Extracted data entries
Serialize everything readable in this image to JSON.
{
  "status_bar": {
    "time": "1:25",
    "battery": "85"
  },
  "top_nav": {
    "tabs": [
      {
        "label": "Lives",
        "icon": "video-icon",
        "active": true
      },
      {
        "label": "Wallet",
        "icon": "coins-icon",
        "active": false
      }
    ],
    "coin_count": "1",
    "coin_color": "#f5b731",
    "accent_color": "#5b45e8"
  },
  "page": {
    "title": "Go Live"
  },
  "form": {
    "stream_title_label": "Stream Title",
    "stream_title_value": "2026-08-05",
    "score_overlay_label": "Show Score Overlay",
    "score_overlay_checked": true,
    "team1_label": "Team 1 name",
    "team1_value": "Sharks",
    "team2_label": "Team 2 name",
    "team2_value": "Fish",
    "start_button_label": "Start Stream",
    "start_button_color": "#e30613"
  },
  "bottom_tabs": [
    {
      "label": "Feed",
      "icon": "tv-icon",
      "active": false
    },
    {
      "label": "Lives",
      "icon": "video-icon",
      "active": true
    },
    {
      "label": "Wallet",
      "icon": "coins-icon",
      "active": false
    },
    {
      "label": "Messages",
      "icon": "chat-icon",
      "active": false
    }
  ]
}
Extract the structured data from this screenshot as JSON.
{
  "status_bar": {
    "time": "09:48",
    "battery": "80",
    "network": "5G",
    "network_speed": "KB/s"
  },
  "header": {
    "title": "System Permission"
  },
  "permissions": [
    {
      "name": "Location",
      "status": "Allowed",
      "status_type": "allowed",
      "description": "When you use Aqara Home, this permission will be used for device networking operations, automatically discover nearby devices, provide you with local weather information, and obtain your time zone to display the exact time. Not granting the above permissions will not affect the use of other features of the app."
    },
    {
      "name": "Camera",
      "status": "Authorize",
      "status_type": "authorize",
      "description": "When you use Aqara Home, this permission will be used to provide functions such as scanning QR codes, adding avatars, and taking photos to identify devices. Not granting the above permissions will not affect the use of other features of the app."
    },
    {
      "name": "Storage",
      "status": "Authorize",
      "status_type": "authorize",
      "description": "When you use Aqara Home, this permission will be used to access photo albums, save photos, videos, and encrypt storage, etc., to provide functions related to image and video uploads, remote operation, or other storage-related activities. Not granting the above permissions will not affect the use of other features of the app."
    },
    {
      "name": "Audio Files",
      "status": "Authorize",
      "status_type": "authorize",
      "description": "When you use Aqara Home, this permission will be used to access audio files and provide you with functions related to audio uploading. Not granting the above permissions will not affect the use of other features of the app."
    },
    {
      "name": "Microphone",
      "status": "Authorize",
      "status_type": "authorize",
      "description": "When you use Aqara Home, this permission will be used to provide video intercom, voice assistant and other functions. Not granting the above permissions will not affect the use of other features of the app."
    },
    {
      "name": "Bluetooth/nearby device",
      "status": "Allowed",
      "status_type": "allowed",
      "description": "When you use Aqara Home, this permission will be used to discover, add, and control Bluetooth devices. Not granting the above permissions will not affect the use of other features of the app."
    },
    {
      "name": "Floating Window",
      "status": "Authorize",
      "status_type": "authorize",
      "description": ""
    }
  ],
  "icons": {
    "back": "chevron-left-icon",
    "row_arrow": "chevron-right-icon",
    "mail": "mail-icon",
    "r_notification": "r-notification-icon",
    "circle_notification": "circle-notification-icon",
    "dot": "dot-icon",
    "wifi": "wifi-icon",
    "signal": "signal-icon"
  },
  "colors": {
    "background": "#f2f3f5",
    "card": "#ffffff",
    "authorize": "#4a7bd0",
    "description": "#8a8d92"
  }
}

Problem.
Only the number is wanted: how many lines in the entries above contain the word "image"?

Answer to the problem.
2